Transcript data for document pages
╔══

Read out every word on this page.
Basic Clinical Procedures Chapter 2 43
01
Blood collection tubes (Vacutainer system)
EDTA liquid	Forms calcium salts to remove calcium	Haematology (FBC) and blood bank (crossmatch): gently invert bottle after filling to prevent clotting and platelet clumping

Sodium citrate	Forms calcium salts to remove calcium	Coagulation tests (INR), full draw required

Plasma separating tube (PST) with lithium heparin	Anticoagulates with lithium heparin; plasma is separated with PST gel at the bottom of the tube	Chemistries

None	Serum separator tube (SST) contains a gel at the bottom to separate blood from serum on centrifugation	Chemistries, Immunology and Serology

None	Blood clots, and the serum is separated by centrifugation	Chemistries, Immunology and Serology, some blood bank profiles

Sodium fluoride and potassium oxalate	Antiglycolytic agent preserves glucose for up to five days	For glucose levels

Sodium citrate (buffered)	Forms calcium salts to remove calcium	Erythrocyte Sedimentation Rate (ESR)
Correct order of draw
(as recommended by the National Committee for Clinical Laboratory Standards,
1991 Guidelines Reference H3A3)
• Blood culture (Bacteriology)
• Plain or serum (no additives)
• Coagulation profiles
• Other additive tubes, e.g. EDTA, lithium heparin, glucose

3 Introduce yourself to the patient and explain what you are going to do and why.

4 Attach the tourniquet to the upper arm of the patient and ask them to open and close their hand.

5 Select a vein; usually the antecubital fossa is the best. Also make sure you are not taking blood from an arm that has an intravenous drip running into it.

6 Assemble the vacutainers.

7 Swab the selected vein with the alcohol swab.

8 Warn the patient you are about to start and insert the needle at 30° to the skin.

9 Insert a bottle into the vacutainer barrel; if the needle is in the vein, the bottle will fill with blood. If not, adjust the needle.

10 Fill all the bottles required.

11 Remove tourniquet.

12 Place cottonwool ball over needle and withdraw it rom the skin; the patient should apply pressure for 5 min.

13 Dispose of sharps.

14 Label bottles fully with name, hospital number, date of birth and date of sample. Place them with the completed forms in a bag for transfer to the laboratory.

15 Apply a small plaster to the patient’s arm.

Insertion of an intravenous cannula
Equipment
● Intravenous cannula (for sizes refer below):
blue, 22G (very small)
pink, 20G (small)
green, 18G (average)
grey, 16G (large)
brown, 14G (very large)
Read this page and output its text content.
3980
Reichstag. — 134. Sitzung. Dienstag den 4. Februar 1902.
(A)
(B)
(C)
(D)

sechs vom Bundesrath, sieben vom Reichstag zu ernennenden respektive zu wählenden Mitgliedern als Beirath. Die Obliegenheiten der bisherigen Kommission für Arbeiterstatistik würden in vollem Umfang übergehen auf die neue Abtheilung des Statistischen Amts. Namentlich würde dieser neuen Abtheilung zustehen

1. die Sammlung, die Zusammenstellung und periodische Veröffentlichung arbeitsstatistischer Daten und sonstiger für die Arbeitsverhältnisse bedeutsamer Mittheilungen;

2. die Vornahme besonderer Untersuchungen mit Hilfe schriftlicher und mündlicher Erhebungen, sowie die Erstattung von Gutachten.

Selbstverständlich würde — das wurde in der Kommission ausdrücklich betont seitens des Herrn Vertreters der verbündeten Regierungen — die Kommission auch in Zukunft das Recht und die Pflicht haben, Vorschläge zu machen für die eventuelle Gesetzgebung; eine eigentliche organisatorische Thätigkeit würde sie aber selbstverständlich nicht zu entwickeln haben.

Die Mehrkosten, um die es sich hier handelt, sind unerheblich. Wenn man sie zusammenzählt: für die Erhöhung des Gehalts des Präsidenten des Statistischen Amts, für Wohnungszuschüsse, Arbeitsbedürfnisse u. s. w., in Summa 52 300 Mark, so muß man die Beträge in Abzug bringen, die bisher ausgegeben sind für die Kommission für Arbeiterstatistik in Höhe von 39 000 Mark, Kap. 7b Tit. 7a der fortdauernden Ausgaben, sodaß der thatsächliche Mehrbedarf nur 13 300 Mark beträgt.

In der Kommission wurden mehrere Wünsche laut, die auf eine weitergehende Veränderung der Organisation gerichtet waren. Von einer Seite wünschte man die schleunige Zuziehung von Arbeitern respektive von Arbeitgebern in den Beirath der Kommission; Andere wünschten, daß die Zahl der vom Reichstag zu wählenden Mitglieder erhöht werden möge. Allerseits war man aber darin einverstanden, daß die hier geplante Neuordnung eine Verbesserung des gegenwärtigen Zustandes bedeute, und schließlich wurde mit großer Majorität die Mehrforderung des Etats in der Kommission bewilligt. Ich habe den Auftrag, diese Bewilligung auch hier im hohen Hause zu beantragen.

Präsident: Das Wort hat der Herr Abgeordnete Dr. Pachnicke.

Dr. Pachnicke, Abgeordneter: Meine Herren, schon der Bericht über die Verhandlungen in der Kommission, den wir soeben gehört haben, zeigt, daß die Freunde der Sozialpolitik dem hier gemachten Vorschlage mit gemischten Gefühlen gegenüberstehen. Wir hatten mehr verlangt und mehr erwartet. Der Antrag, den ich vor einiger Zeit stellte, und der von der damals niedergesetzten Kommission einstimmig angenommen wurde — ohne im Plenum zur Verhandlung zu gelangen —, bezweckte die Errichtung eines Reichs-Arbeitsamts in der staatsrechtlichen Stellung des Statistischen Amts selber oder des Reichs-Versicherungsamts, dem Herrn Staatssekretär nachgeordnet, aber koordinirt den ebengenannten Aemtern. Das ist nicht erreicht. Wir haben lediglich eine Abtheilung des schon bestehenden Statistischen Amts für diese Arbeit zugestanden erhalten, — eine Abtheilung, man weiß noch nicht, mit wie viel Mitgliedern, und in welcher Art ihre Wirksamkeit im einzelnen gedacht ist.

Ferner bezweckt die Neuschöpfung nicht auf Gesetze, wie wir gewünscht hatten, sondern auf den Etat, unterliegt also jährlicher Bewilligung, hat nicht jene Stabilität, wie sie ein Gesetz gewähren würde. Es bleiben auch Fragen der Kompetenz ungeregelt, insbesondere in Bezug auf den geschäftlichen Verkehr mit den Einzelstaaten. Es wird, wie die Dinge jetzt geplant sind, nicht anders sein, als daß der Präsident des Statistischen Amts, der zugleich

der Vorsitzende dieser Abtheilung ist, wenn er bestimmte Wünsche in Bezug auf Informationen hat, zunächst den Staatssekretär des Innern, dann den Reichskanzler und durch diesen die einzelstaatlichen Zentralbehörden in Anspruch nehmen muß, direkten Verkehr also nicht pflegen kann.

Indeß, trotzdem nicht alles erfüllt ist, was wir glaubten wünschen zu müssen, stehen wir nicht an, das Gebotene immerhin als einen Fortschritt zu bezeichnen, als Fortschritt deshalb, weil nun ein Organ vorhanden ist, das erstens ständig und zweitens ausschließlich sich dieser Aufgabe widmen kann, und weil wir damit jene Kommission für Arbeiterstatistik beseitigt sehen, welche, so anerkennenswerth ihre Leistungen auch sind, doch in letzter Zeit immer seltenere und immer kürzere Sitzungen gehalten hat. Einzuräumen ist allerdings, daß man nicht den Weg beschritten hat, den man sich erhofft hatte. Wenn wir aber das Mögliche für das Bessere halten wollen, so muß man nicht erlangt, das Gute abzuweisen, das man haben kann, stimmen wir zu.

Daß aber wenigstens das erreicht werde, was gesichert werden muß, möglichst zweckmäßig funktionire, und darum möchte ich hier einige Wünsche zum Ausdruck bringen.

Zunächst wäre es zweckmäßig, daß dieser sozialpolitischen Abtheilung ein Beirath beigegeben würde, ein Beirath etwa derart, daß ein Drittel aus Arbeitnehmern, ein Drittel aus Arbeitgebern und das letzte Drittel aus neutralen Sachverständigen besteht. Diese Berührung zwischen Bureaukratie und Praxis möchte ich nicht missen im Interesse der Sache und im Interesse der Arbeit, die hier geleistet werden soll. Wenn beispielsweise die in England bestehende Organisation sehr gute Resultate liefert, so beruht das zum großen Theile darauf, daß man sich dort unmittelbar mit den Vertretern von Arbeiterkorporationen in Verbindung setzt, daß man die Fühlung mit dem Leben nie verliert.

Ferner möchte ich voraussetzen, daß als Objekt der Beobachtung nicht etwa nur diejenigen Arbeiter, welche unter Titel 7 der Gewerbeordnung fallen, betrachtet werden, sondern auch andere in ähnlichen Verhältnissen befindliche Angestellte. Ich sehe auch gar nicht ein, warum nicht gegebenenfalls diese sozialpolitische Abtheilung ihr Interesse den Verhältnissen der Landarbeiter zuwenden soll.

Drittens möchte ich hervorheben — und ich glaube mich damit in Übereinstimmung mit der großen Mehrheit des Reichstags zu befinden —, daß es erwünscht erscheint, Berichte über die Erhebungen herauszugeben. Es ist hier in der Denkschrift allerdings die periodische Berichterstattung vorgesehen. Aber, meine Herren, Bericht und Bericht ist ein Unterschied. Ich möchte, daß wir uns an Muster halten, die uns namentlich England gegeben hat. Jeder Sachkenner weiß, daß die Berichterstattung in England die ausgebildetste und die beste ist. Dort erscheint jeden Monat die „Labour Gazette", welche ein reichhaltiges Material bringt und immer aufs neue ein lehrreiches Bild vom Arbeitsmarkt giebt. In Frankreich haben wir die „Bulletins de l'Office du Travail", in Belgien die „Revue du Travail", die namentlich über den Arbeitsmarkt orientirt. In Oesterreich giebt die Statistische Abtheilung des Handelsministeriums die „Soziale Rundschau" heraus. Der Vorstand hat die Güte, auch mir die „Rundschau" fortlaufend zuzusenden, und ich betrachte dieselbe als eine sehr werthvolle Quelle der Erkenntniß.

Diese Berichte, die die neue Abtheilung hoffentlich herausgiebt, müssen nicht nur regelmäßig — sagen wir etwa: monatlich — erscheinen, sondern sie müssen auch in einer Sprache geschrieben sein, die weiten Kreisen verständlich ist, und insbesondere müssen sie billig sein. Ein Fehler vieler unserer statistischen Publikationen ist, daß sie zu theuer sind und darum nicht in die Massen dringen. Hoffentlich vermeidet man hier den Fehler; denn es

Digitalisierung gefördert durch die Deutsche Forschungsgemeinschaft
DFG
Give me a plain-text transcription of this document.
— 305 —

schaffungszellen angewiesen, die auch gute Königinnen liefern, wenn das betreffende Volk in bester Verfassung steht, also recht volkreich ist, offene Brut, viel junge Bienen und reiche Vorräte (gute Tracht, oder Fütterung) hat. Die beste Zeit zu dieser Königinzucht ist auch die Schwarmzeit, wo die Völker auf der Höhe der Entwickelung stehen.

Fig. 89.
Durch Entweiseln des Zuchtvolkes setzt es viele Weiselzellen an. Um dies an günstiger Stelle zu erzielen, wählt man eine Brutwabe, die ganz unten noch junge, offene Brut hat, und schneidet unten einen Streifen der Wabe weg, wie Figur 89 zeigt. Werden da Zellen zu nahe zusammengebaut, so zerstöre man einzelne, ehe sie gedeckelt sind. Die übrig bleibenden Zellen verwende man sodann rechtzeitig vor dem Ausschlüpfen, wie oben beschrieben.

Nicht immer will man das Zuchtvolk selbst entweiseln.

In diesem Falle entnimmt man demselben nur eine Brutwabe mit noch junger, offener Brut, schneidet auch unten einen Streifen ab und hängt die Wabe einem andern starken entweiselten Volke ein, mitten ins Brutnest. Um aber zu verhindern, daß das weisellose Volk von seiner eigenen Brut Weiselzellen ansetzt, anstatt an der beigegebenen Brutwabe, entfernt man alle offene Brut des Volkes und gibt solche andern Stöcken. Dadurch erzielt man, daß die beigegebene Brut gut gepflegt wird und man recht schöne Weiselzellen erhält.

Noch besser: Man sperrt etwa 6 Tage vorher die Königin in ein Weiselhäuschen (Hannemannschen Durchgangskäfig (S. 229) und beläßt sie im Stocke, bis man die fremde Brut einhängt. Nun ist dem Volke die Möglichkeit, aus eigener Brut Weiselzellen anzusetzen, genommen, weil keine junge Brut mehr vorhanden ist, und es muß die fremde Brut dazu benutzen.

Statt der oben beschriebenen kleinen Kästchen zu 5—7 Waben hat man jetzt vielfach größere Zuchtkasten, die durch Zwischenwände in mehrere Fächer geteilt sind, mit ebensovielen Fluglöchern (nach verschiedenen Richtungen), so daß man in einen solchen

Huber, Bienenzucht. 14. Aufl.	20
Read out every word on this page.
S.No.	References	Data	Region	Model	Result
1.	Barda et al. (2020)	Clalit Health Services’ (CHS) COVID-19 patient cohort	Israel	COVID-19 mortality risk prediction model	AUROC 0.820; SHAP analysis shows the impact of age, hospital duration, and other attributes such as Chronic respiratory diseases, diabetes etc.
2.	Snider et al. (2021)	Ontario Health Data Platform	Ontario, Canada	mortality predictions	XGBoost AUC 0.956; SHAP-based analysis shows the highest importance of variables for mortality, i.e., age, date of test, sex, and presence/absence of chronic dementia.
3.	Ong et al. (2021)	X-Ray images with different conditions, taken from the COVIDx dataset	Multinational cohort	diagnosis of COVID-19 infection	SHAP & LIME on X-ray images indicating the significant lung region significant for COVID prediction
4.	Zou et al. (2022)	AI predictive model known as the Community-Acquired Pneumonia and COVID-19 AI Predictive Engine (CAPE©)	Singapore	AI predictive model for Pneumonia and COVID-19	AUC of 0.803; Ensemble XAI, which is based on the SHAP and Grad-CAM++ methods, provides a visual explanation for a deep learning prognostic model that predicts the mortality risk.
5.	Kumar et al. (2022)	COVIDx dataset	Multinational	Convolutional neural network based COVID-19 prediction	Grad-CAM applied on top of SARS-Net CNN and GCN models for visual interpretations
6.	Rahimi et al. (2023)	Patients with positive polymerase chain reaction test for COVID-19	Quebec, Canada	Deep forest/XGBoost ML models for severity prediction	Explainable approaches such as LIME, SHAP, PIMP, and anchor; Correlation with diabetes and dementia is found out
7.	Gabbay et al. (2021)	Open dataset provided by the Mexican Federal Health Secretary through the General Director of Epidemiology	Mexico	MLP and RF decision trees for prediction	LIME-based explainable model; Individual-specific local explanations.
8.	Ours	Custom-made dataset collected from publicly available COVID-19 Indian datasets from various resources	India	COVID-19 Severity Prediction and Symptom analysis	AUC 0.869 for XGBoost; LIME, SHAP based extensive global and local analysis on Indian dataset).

╚══

Pull together all lines from the data that mention the word "centrifugation".

None	Serum separator tube (SST) contains a gel at the bottom to separate blood from serum on centrifugation	Chemistries, Immunology and Serology
None	Blood clots, and the serum is separated by centrifugation	Chemistries, Immunology and Serology, some blood bank profiles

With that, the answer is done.